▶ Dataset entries
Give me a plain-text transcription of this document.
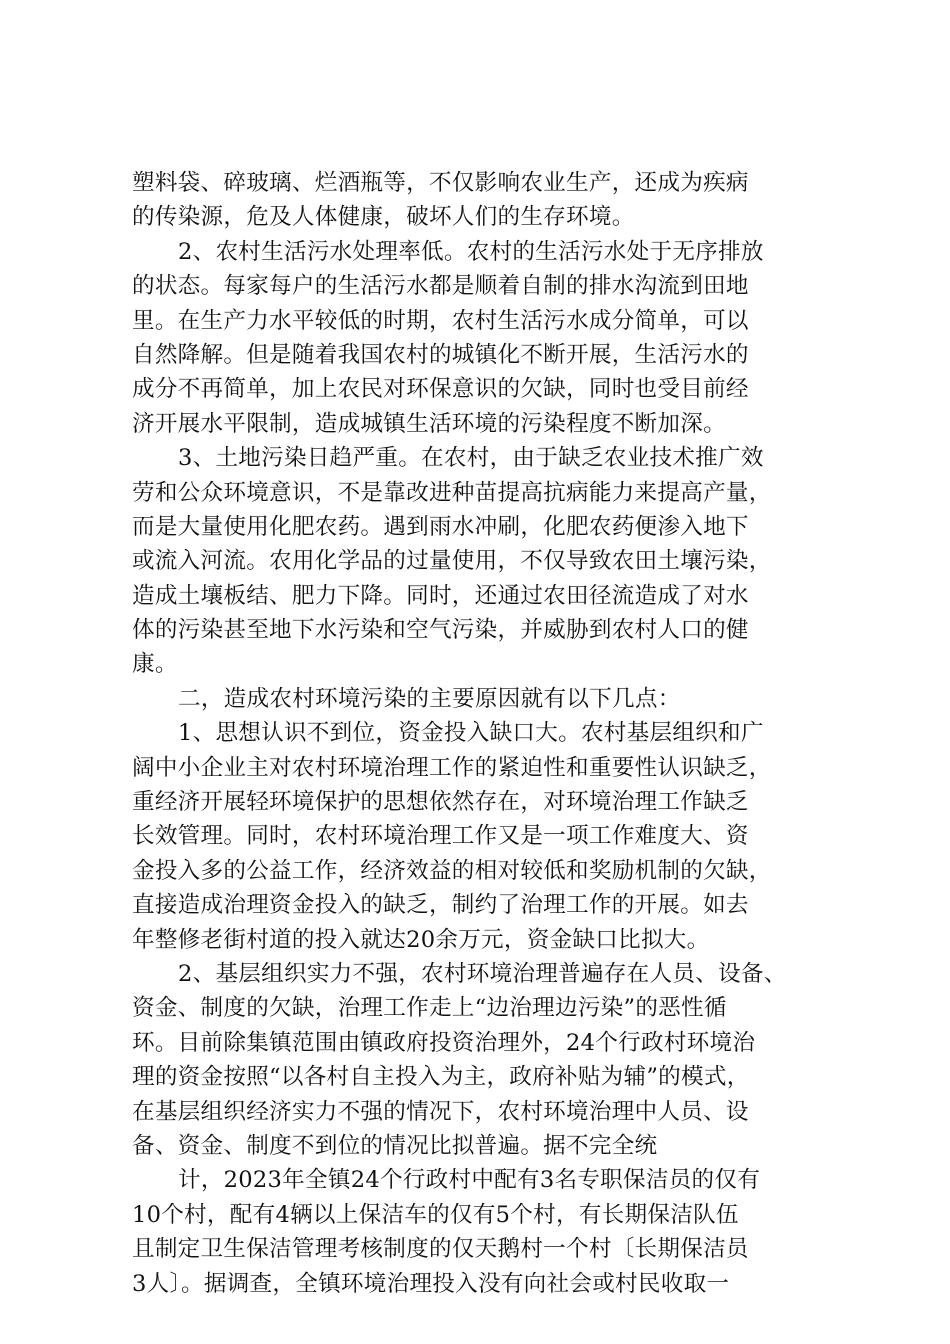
塑料袋、碎玻璃、烂酒瓶等，不仅影响农业生产，还成为疾病
的传染源，危及人体健康，破坏人们的生存环境。
2、农村生活污水处理率低。农村的生活污水处于无序排放
的状态。每家每户的生活污水都是顺着自制的排水沟流到田地
里。在生产力水平较低的时期，农村生活污水成分简单，可以
自然降解。但是随着我国农村的城镇化不断开展，生活污水的
成分不再简单，加上农民对环保意识的欠缺，同时也受目前经
济开展水平限制，造成城镇生活环境的污染程度不断加深。
3、土地污染日趋严重。在农村，由于缺乏农业技术推广效
劳和公众环境意识，不是靠改进种苗提高抗病能力来提高产量，
而是大量使用化肥农药。遇到雨水冲刷，化肥农药便渗入地下
或流入河流。农用化学品的过量使用，不仅导致农田土壤污染，
造成土壤板结、肥力下降。同时，还通过农田径流造成了对水
体的污染甚至地下水污染和空气污染，并威胁到农村人口的健
康。
二，造成农村环境污染的主要原因就有以下几点：
1、思想认识不到位，资金投入缺口大。农村基层组织和广
阔中小企业主对农村环境治理工作的紧迫性和重要性认识缺乏，
重经济开展轻环境保护的思想依然存在，对环境治理工作缺乏
长效管理。同时，农村环境治理工作又是一项工作难度大、资
金投入多的公益工作，经济效益的相对较低和奖励机制的欠缺，
直接造成治理资金投入的缺乏，制约了治理工作的开展。如去
年整修老街村道的投入就达20余万元，资金缺口比拟大。
2、基层组织实力不强，农村环境治理普遍存在人员、设备、
资金、制度的欠缺，治理工作走上“边治理边污染”的恶性循
环。目前除集镇范围由镇政府投资治理外，24个行政村环境治
理的资金按照“以各村自主投入为主，政府补贴为辅”的模式，
在基层组织经济实力不强的情况下，农村环境治理中人员、设
备、资金、制度不到位的情况比拟普遍。据不完全统
计，2023年全镇24个行政村中配有3名专职保洁员的仅有
10个村，配有4辆以上保洁车的仅有5个村，有长期保洁队伍
且制定卫生保洁管理考核制度的仅天鹅村一个村〔长期保洁员
3人〕。据调查，全镇环境治理投入没有向社会或村民收取一
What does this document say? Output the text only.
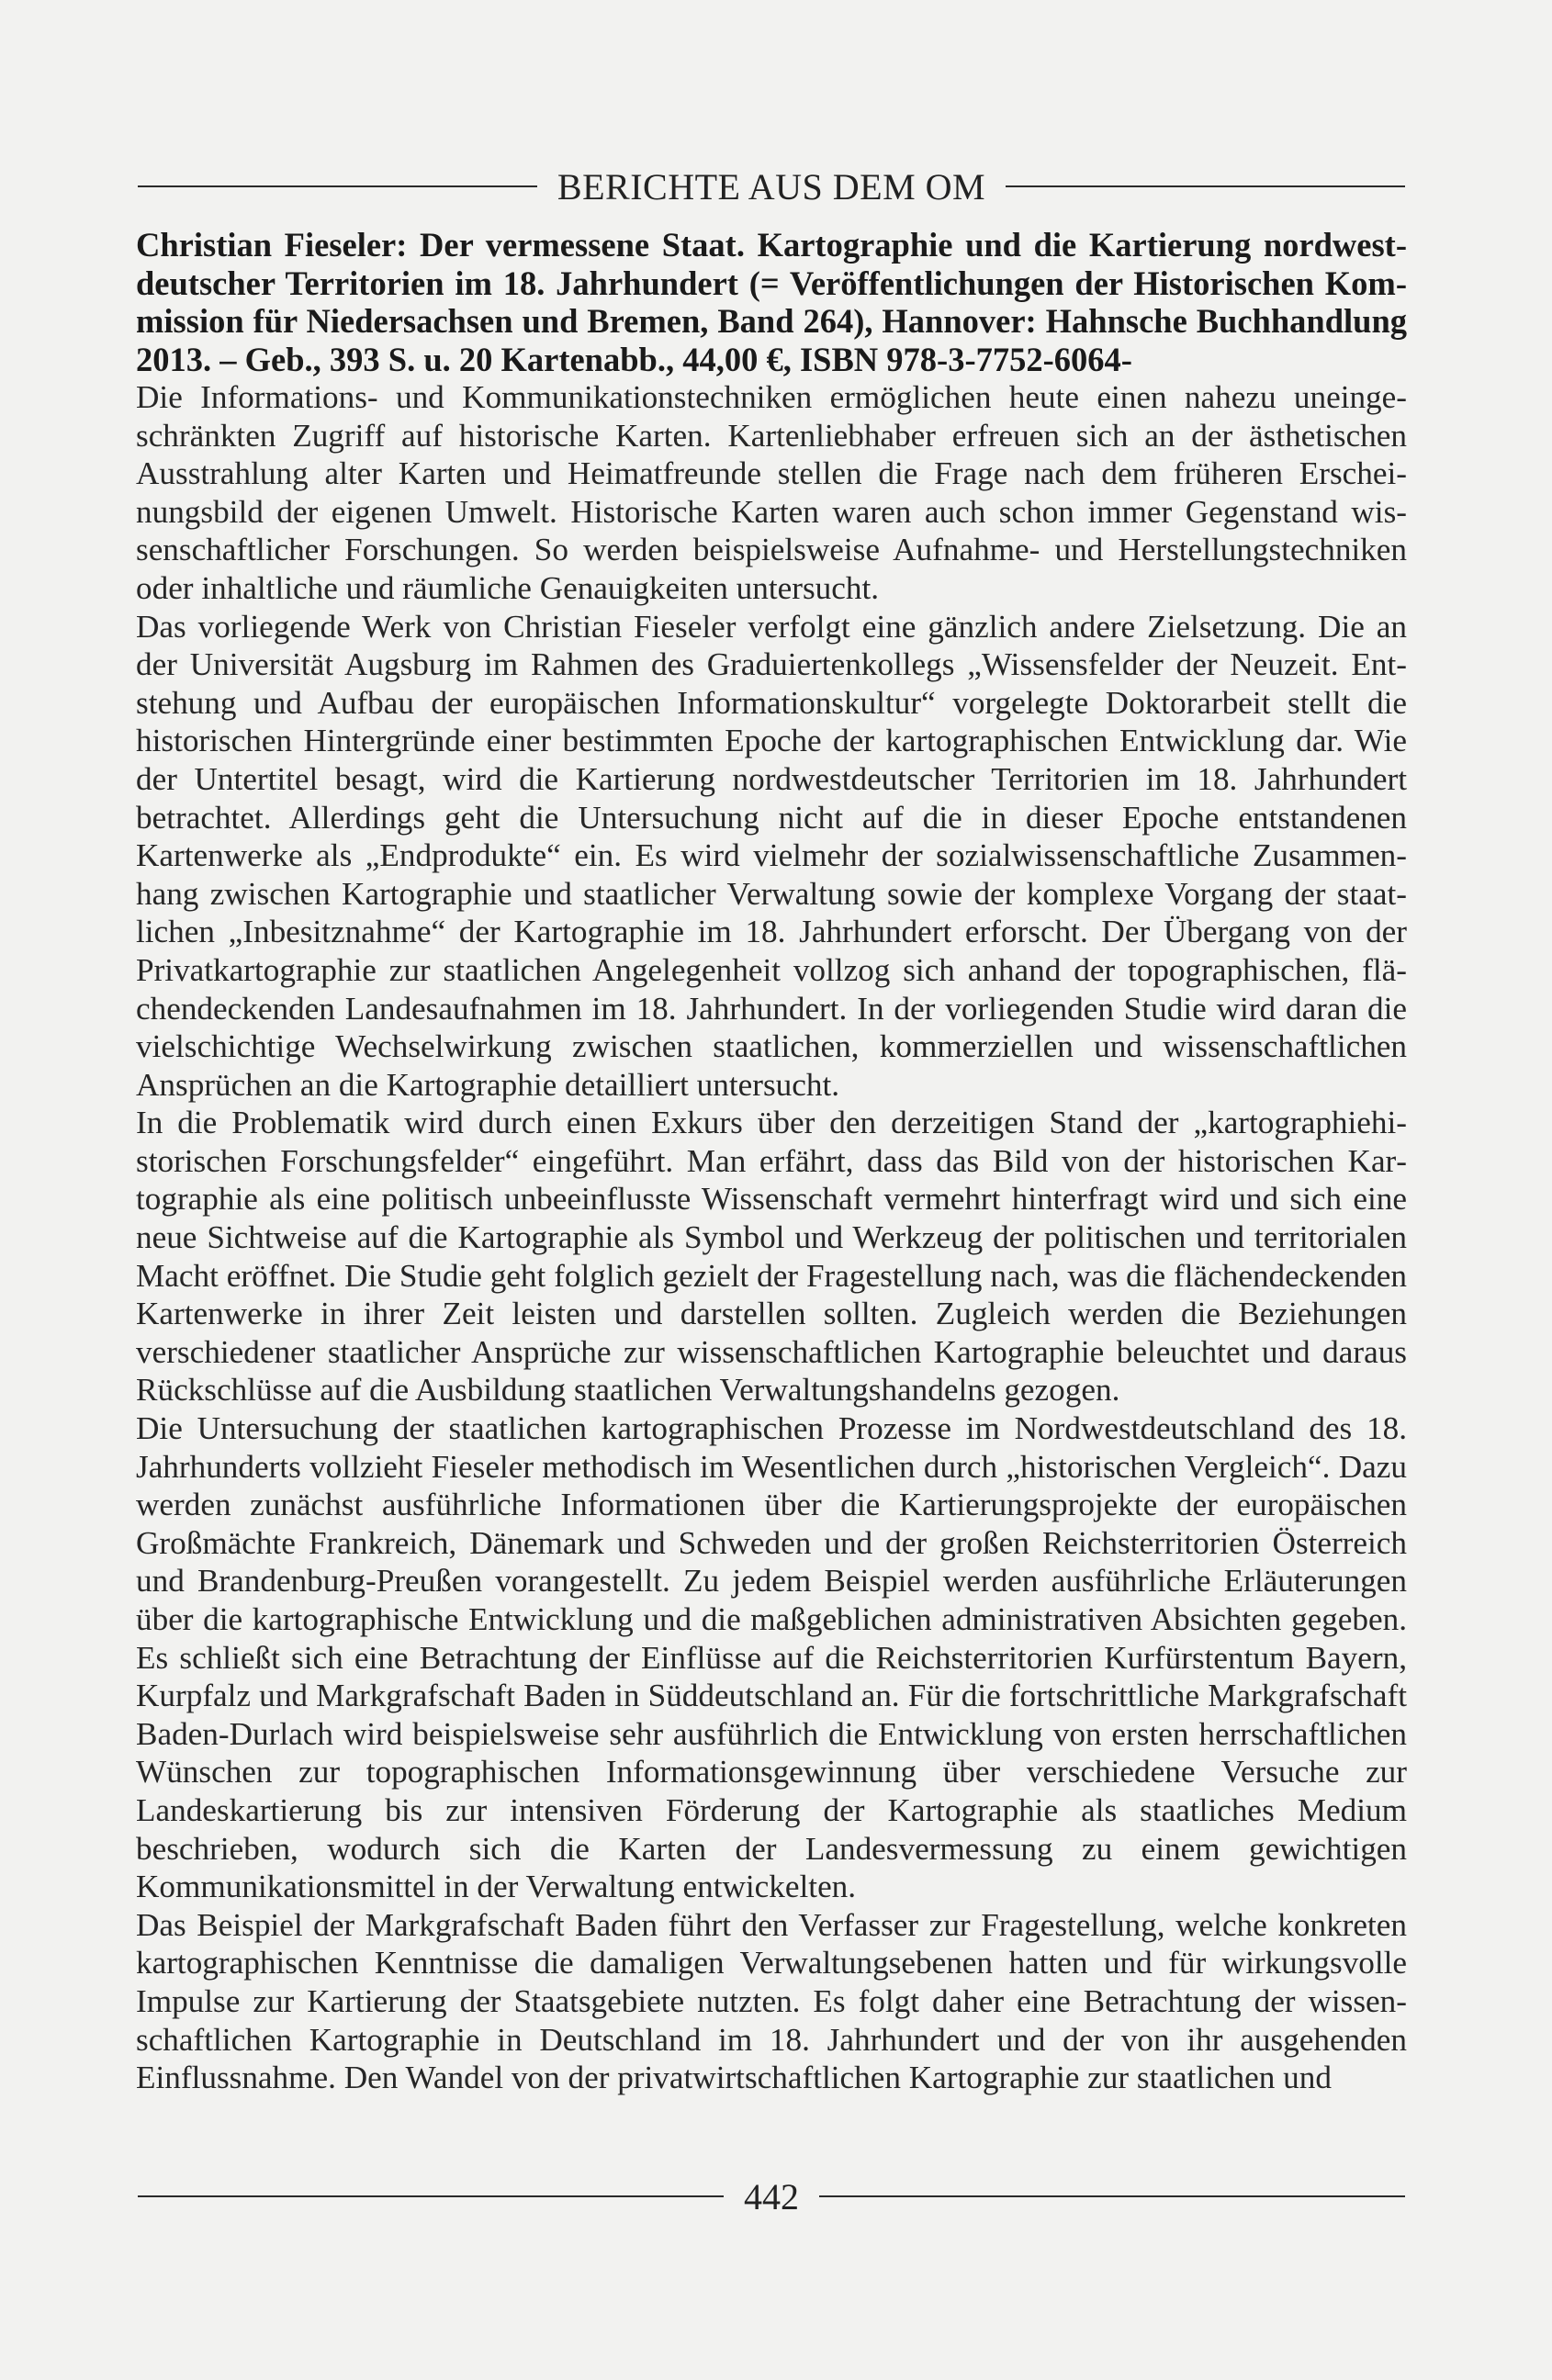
BERICHTE AUS DEM OM

Christian Fieseler: Der vermessene Staat. Kartographie und die Kartierung nordwestdeutscher Territorien im 18. Jahrhundert (= Veröffentlichungen der Historischen Kommission für Niedersachsen und Bremen, Band 264), Hannover: Hahnsche Buchhandlung 2013. – Geb., 393 S. u. 20 Kartenabb., 44,00 €, ISBN 978-3-7752-6064-

Die Informations- und Kommunikationstechniken ermöglichen heute einen nahezu uneingeschränkten Zugriff auf historische Karten. Kartenliebhaber erfreuen sich an der ästhetischen Ausstrahlung alter Karten und Heimatfreunde stellen die Frage nach dem früheren Erscheinungsbild der eigenen Umwelt. Historische Karten waren auch schon immer Gegenstand wissenschaftlicher Forschungen. So werden beispielsweise Aufnahme- und Herstellungstechniken oder inhaltliche und räumliche Genauigkeiten untersucht.

Das vorliegende Werk von Christian Fieseler verfolgt eine gänzlich andere Zielsetzung. Die an der Universität Augsburg im Rahmen des Graduiertenkollegs „Wissensfelder der Neuzeit. Entstehung und Aufbau der europäischen Informationskultur“ vorgelegte Doktorarbeit stellt die historischen Hintergründe einer bestimmten Epoche der kartographischen Entwicklung dar. Wie der Untertitel besagt, wird die Kartierung nordwestdeutscher Territorien im 18. Jahrhundert betrachtet. Allerdings geht die Untersuchung nicht auf die in dieser Epoche entstandenen Kartenwerke als „Endprodukte“ ein. Es wird vielmehr der sozialwissenschaftliche Zusammenhang zwischen Kartographie und staatlicher Verwaltung sowie der komplexe Vorgang der staatlichen „Inbesitznahme“ der Kartographie im 18. Jahrhundert erforscht. Der Übergang von der Privatkartographie zur staatlichen Angelegenheit vollzog sich anhand der topographischen, flächendeckenden Landesaufnahmen im 18. Jahrhundert. In der vorliegenden Studie wird daran die vielschichtige Wechselwirkung zwischen staatlichen, kommerziellen und wissenschaftlichen Ansprüchen an die Kartographie detailliert untersucht.

In die Problematik wird durch einen Exkurs über den derzeitigen Stand der „kartographiehistorischen Forschungsfelder“ eingeführt. Man erfährt, dass das Bild von der historischen Kartographie als eine politisch unbeeinflusste Wissenschaft vermehrt hinterfragt wird und sich eine neue Sichtweise auf die Kartographie als Symbol und Werkzeug der politischen und territorialen Macht eröffnet. Die Studie geht folglich gezielt der Fragestellung nach, was die flächendeckenden Kartenwerke in ihrer Zeit leisten und darstellen sollten. Zugleich werden die Beziehungen verschiedener staatlicher Ansprüche zur wissenschaftlichen Kartographie beleuchtet und daraus Rückschlüsse auf die Ausbildung staatlichen Verwaltungshandelns gezogen.

Die Untersuchung der staatlichen kartographischen Prozesse im Nordwestdeutschland des 18. Jahrhunderts vollzieht Fieseler methodisch im Wesentlichen durch „historischen Vergleich“. Dazu werden zunächst ausführliche Informationen über die Kartierungsprojekte der europäischen Großmächte Frankreich, Dänemark und Schweden und der großen Reichsterritorien Österreich und Brandenburg-Preußen vorangestellt. Zu jedem Beispiel werden ausführliche Erläuterungen über die kartographische Entwicklung und die maßgeblichen administrativen Absichten gegeben. Es schließt sich eine Betrachtung der Einflüsse auf die Reichsterritorien Kurfürstentum Bayern, Kurpfalz und Markgrafschaft Baden in Süddeutschland an. Für die fortschrittliche Markgrafschaft Baden-Durlach wird beispielsweise sehr ausführlich die Entwicklung von ersten herrschaftlichen Wünschen zur topographischen Informationsgewinnung über verschiedene Versuche zur Landeskartierung bis zur intensiven Förderung der Kartographie als staatliches Medium beschrieben, wodurch sich die Karten der Landesvermessung zu einem gewichtigen Kommunikationsmittel in der Verwaltung entwickelten.

Das Beispiel der Markgrafschaft Baden führt den Verfasser zur Fragestellung, welche konkreten kartographischen Kenntnisse die damaligen Verwaltungsebenen hatten und für wirkungsvolle Impulse zur Kartierung der Staatsgebiete nutzten. Es folgt daher eine Betrachtung der wissenschaftlichen Kartographie in Deutschland im 18. Jahrhundert und der von ihr ausgehenden Einflussnahme. Den Wandel von der privatwirtschaftlichen Kartographie zur staatlichen und

442
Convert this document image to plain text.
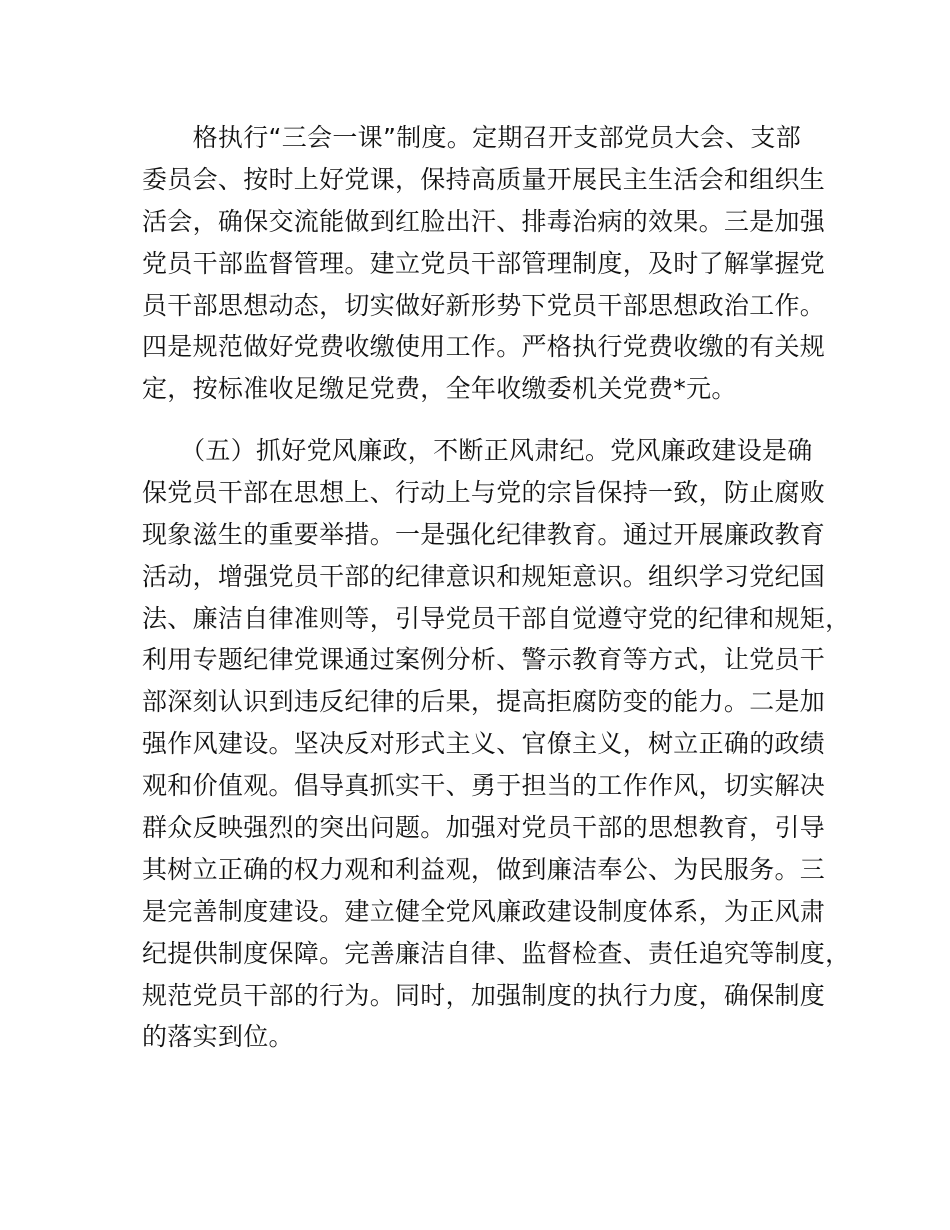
　　格执行“三会一课”制度。定期召开支部党员大会、支部
委员会、按时上好党课，保持高质量开展民主生活会和组织生
活会，确保交流能做到红脸出汗、排毒治病的效果。三是加强
党员干部监督管理。建立党员干部管理制度，及时了解掌握党
员干部思想动态，切实做好新形势下党员干部思想政治工作。
四是规范做好党费收缴使用工作。严格执行党费收缴的有关规
定，按标准收足缴足党费，全年收缴委机关党费*元。
　　（五）抓好党风廉政，不断正风肃纪。党风廉政建设是确
保党员干部在思想上、行动上与党的宗旨保持一致，防止腐败
现象滋生的重要举措。一是强化纪律教育。通过开展廉政教育
活动，增强党员干部的纪律意识和规矩意识。组织学习党纪国
法、廉洁自律准则等，引导党员干部自觉遵守党的纪律和规矩，
利用专题纪律党课通过案例分析、警示教育等方式，让党员干
部深刻认识到违反纪律的后果，提高拒腐防变的能力。二是加
强作风建设。坚决反对形式主义、官僚主义，树立正确的政绩
观和价值观。倡导真抓实干、勇于担当的工作作风，切实解决
群众反映强烈的突出问题。加强对党员干部的思想教育，引导
其树立正确的权力观和利益观，做到廉洁奉公、为民服务。三
是完善制度建设。建立健全党风廉政建设制度体系，为正风肃
纪提供制度保障。完善廉洁自律、监督检查、责任追究等制度，
规范党员干部的行为。同时，加强制度的执行力度，确保制度
的落实到位。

▶ Instruction
Copy exactly the lines from the line containing "Convert this document image to plain text." through the last line of the records, both included, and omit every picture.

▶ Complete answer
Convert this document image to plain text.
　　格执行“三会一课”制度。定期召开支部党员大会、支部
委员会、按时上好党课，保持高质量开展民主生活会和组织生
活会，确保交流能做到红脸出汗、排毒治病的效果。三是加强
党员干部监督管理。建立党员干部管理制度，及时了解掌握党
员干部思想动态，切实做好新形势下党员干部思想政治工作。
四是规范做好党费收缴使用工作。严格执行党费收缴的有关规
定，按标准收足缴足党费，全年收缴委机关党费*元。
　　（五）抓好党风廉政，不断正风肃纪。党风廉政建设是确
保党员干部在思想上、行动上与党的宗旨保持一致，防止腐败
现象滋生的重要举措。一是强化纪律教育。通过开展廉政教育
活动，增强党员干部的纪律意识和规矩意识。组织学习党纪国
法、廉洁自律准则等，引导党员干部自觉遵守党的纪律和规矩，
利用专题纪律党课通过案例分析、警示教育等方式，让党员干
部深刻认识到违反纪律的后果，提高拒腐防变的能力。二是加
强作风建设。坚决反对形式主义、官僚主义，树立正确的政绩
观和价值观。倡导真抓实干、勇于担当的工作作风，切实解决
群众反映强烈的突出问题。加强对党员干部的思想教育，引导
其树立正确的权力观和利益观，做到廉洁奉公、为民服务。三
是完善制度建设。建立健全党风廉政建设制度体系，为正风肃
纪提供制度保障。完善廉洁自律、监督检查、责任追究等制度，
规范党员干部的行为。同时，加强制度的执行力度，确保制度
的落实到位。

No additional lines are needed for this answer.